(Records shown):
* Begin *

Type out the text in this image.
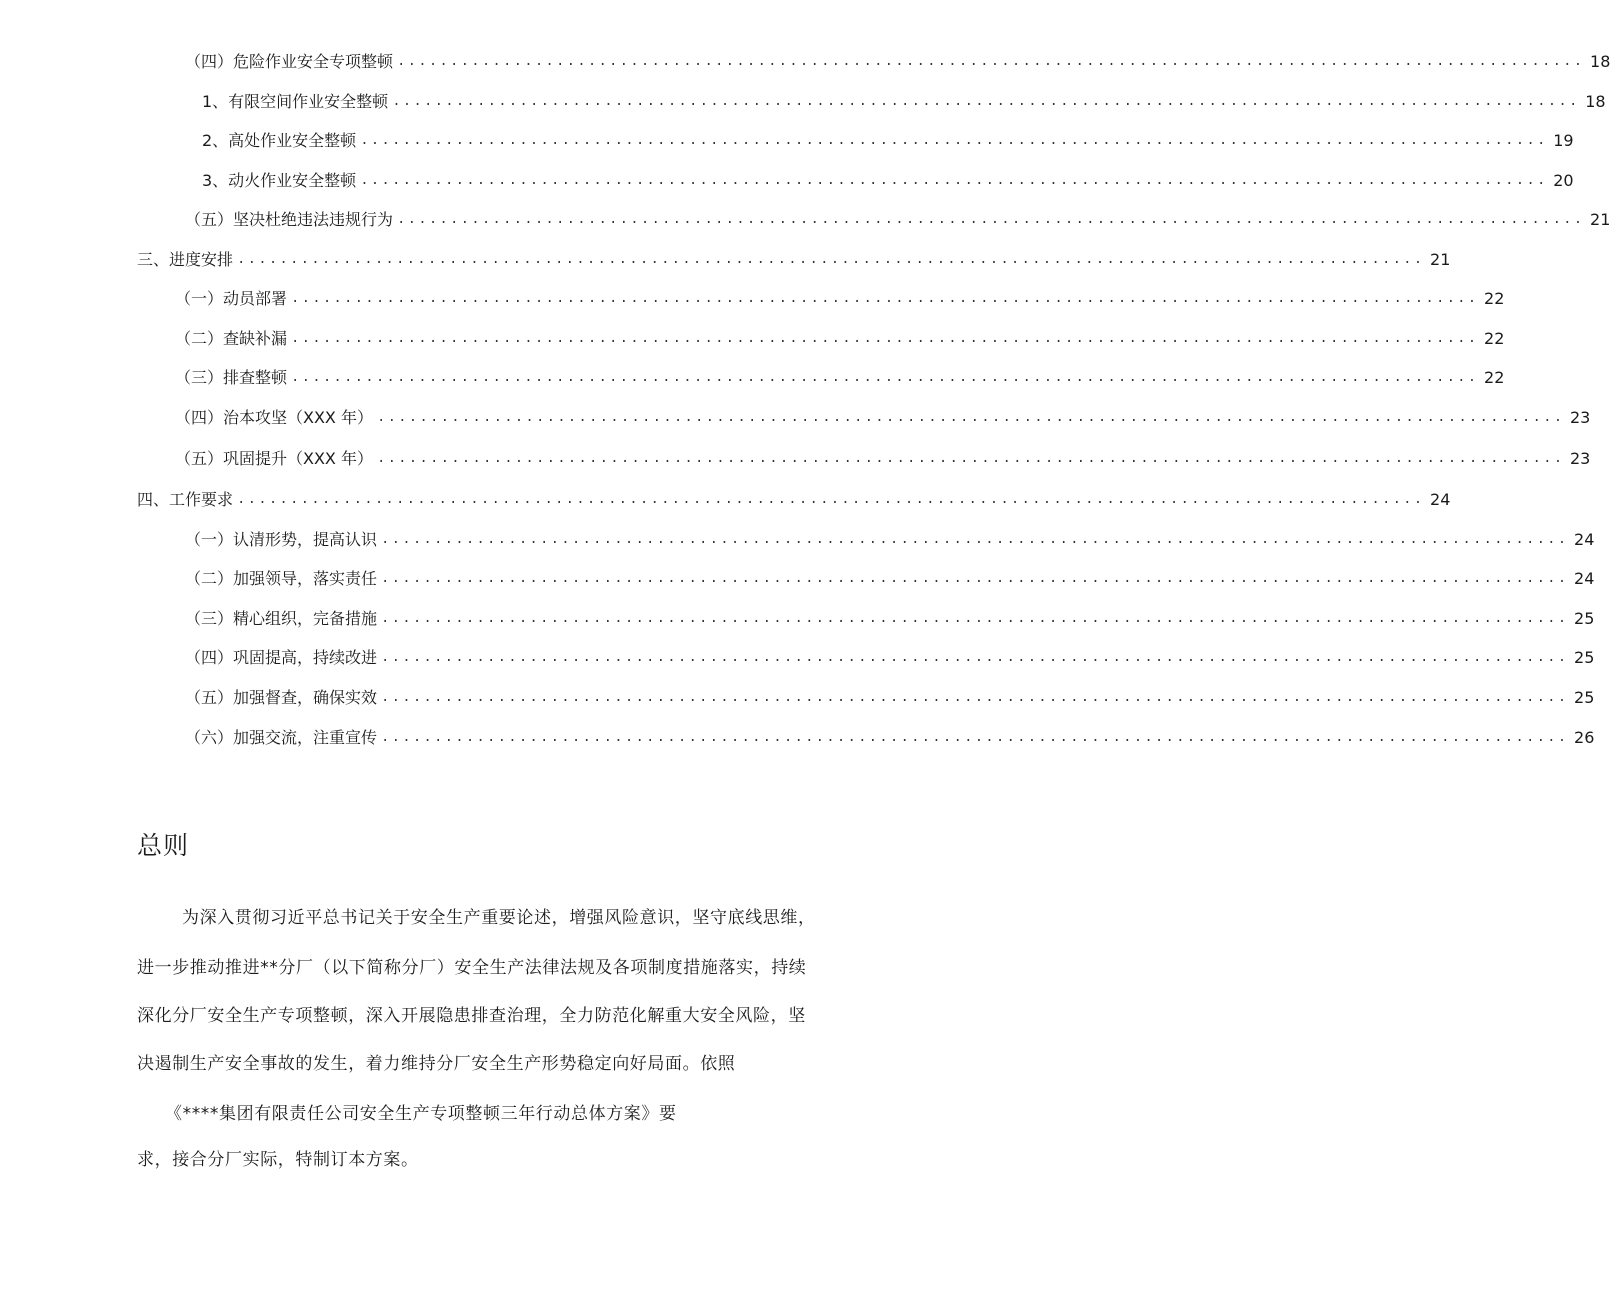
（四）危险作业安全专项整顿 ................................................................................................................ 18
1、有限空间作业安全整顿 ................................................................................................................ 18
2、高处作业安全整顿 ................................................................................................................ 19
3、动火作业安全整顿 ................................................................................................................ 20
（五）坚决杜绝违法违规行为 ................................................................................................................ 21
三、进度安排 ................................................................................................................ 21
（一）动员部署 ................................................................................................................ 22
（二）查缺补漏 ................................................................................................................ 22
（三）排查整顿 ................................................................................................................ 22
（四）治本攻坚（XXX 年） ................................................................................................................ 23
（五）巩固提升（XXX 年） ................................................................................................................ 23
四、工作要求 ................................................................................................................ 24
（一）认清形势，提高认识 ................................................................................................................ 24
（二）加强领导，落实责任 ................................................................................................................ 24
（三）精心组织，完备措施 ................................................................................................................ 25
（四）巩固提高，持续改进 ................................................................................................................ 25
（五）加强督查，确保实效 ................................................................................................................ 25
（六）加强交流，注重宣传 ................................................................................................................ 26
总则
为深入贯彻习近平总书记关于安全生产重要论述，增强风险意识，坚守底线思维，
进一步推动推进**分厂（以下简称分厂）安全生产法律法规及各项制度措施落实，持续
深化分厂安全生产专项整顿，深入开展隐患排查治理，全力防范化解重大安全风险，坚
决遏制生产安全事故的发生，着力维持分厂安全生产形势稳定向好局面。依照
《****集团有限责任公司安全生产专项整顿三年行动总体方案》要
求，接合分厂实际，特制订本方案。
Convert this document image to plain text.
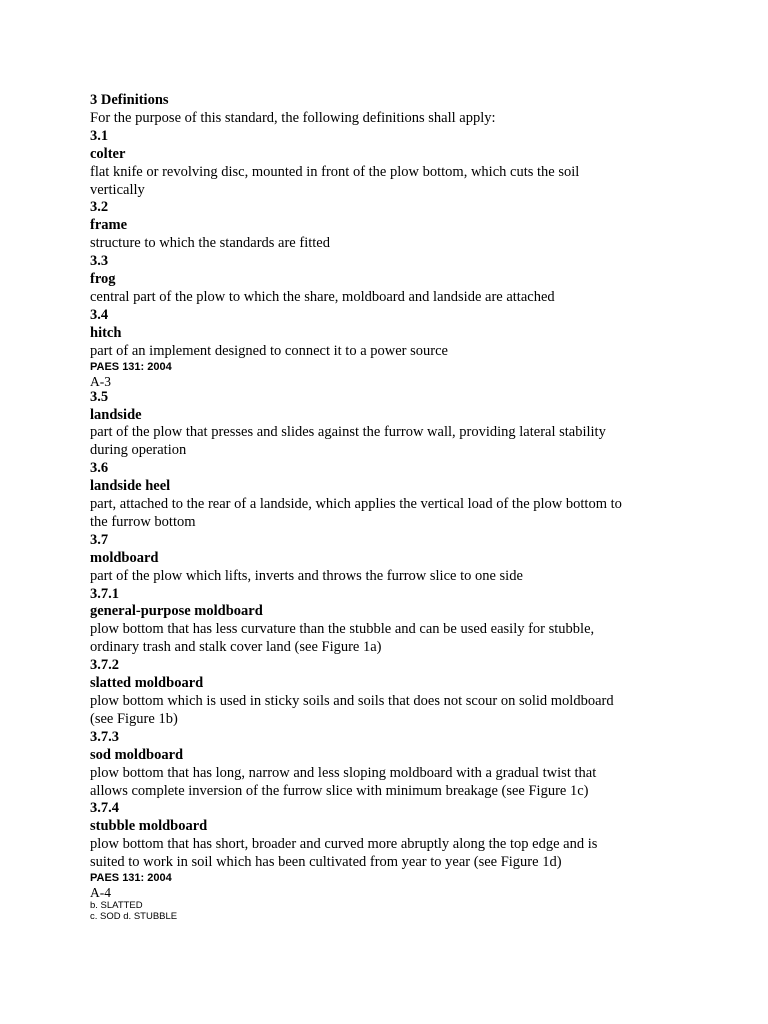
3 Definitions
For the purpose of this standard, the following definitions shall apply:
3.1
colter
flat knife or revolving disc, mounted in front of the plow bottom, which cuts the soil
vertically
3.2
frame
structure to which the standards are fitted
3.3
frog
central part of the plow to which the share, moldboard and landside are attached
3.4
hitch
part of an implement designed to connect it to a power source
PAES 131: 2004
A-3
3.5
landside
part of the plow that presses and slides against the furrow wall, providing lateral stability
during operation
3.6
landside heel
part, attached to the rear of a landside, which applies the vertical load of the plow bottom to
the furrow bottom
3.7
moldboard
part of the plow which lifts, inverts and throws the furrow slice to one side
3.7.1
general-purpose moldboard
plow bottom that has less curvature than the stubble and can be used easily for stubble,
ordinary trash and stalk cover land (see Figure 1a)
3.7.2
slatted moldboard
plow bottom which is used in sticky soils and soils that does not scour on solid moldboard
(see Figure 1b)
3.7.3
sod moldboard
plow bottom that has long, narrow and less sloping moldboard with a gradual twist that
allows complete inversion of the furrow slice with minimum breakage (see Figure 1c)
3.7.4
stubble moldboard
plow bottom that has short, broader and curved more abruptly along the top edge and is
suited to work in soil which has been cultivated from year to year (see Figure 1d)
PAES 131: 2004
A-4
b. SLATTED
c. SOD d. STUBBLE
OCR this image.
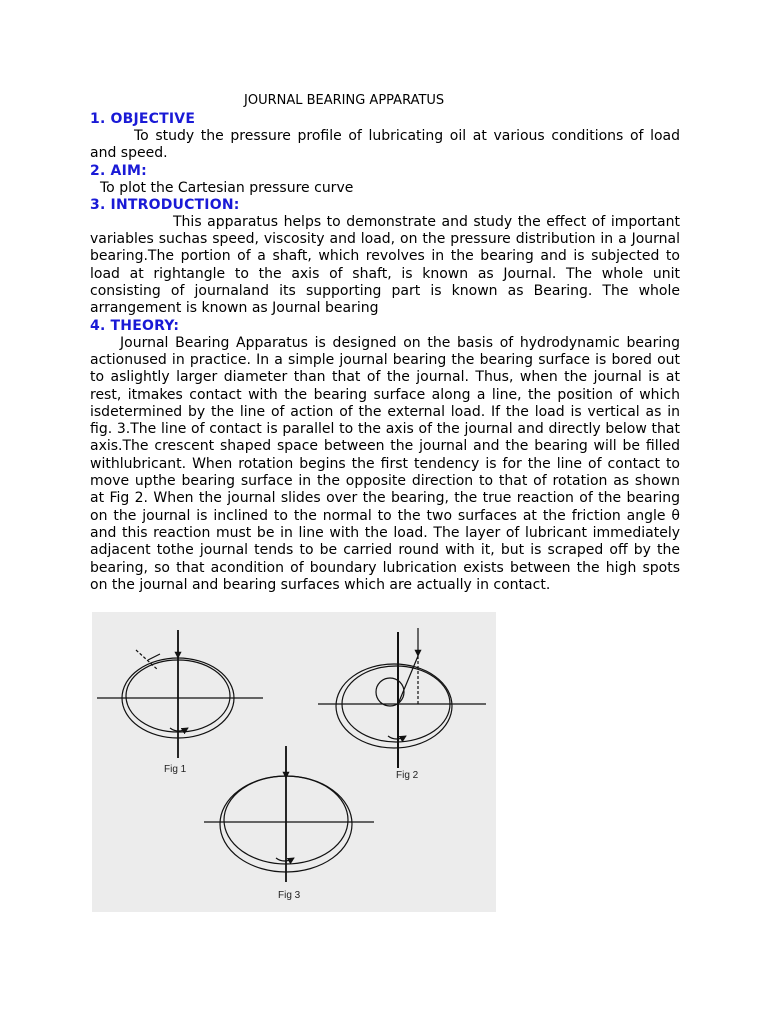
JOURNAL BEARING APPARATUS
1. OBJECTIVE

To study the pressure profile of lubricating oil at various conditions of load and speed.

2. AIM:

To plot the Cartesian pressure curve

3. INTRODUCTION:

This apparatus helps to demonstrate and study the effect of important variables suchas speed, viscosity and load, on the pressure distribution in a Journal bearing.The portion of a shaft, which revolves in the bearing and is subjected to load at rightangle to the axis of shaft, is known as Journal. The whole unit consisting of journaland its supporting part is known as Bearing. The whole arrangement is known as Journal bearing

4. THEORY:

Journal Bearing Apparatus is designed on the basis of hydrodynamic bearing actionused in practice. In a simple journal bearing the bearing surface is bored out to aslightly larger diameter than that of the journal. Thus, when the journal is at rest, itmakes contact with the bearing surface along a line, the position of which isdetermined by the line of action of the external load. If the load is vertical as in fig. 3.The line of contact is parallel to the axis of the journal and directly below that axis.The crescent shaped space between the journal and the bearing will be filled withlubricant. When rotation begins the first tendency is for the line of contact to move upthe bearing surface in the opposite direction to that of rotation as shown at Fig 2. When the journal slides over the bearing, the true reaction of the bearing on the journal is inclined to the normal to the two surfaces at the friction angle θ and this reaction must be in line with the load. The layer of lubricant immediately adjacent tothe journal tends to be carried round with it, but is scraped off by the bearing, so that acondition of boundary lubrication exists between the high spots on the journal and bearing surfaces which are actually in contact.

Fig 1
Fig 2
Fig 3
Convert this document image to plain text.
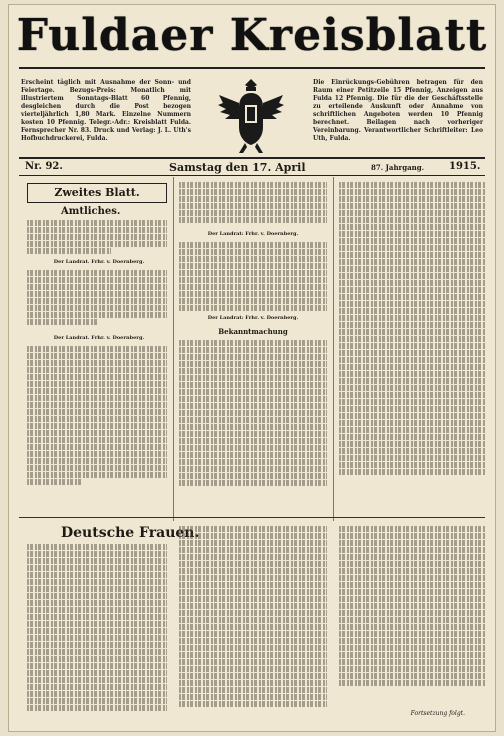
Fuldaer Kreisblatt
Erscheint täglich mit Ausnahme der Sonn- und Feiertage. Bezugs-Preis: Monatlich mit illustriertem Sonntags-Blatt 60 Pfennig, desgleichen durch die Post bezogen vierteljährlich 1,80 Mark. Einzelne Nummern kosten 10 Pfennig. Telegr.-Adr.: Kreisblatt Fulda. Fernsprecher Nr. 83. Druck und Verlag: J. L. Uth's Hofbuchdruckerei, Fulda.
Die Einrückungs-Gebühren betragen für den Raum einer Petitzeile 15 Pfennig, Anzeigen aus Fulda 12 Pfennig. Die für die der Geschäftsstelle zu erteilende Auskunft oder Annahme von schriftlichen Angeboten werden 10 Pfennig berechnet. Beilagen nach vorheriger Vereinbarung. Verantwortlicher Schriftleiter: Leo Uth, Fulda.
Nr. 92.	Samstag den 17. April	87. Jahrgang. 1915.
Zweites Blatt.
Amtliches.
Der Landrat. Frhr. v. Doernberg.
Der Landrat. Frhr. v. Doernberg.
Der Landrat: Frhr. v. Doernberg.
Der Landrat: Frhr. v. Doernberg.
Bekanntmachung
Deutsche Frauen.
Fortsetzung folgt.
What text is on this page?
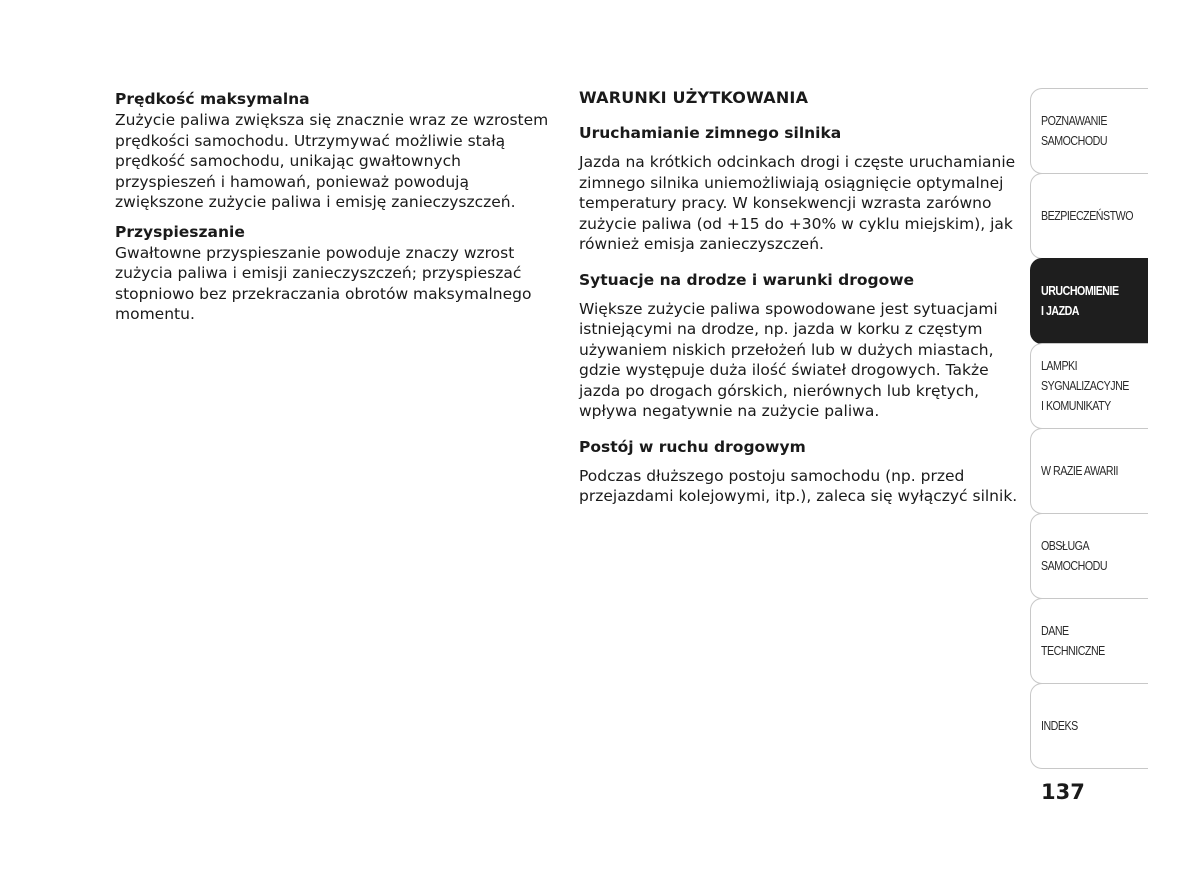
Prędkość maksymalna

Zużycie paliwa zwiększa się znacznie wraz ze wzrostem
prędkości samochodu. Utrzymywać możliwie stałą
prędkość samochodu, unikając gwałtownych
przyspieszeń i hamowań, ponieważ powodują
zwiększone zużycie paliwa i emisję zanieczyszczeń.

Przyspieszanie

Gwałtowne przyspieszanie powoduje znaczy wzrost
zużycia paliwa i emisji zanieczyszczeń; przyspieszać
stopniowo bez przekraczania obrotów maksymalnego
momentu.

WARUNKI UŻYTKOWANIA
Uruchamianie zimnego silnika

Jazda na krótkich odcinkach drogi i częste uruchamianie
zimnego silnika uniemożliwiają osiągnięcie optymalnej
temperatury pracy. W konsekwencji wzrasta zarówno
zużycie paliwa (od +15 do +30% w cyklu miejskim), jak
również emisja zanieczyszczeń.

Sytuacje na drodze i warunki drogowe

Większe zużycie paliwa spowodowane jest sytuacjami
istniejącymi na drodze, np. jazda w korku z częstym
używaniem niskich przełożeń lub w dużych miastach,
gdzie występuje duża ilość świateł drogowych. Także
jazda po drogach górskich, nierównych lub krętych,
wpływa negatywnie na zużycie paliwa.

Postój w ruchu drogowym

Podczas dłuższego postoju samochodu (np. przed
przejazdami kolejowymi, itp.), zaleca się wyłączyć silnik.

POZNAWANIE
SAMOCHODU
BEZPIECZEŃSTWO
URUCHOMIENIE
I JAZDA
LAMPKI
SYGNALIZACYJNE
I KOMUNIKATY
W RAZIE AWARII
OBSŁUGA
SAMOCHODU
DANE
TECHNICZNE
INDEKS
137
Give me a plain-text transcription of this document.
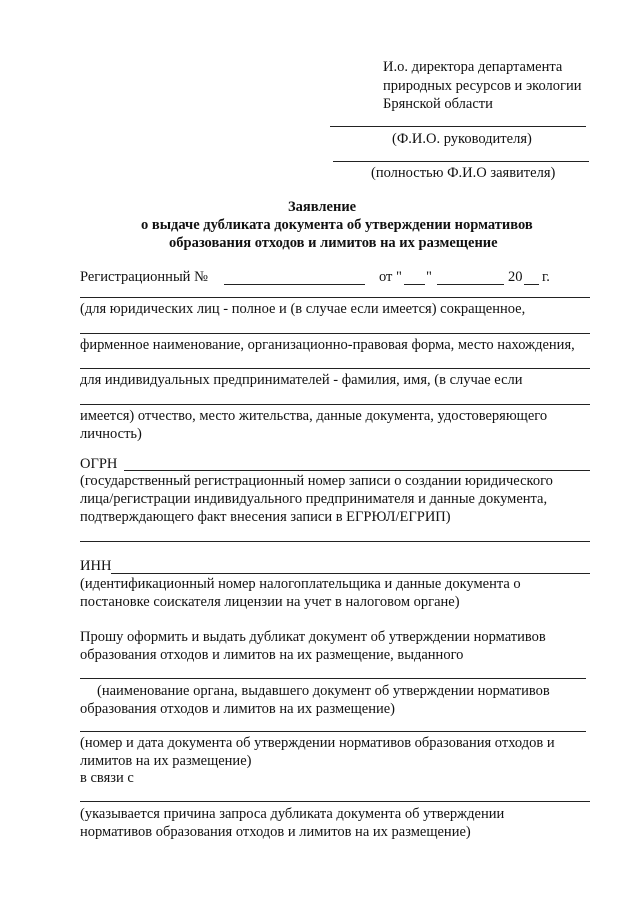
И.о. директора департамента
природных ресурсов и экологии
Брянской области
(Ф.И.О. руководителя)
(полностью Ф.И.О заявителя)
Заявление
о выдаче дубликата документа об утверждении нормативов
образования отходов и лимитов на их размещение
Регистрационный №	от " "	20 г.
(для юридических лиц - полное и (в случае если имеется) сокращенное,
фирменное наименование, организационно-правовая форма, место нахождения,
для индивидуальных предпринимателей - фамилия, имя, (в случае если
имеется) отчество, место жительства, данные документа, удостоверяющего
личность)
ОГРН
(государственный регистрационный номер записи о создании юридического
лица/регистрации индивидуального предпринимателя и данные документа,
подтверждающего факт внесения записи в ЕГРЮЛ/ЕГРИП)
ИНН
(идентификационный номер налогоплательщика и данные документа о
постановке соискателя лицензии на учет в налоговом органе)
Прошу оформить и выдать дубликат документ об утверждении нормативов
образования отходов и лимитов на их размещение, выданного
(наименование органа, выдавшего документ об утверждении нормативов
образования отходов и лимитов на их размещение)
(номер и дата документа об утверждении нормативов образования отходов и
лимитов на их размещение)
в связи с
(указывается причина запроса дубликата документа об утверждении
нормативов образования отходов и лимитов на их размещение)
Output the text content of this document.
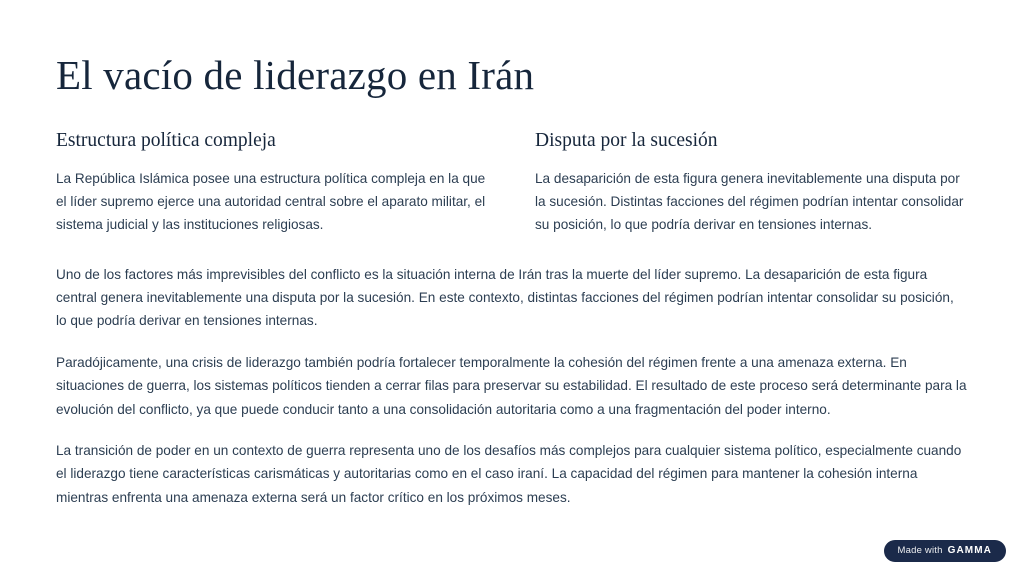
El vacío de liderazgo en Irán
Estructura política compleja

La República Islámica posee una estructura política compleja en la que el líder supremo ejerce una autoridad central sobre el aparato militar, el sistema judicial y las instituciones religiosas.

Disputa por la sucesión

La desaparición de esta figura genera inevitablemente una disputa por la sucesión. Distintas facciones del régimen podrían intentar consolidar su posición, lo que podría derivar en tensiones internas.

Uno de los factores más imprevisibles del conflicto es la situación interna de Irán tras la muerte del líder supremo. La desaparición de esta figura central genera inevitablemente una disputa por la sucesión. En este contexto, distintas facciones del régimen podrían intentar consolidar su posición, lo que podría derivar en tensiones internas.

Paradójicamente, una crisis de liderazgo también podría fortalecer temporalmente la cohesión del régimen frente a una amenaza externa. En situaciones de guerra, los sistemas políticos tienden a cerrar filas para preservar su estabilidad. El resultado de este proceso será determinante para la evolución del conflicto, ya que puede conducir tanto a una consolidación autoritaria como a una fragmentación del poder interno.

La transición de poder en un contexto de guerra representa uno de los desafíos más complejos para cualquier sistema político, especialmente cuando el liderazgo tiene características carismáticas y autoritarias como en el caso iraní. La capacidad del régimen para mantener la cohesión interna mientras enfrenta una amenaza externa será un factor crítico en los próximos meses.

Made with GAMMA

* End *

(What to produce): Gather each line from the listing above that holds "размещение".

(Result of the task):
образования отходов и лимитов на их размещение
образования отходов и лимитов на их размещение, выданного
образования отходов и лимитов на их размещение)
лимитов на их размещение)
нормативов образования отходов и лимитов на их размещение)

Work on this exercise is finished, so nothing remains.